Instruction: Reply with one number only, the count of lines holding the string "prášek".

Records supplied:
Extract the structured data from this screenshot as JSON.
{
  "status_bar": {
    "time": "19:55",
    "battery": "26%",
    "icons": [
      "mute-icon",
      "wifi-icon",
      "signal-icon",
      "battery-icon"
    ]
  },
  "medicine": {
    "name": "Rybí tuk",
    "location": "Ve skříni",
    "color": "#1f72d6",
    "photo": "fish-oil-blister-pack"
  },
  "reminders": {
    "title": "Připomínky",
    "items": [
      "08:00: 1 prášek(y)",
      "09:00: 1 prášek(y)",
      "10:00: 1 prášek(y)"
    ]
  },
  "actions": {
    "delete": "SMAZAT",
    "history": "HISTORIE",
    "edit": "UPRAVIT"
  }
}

Output of the task: 3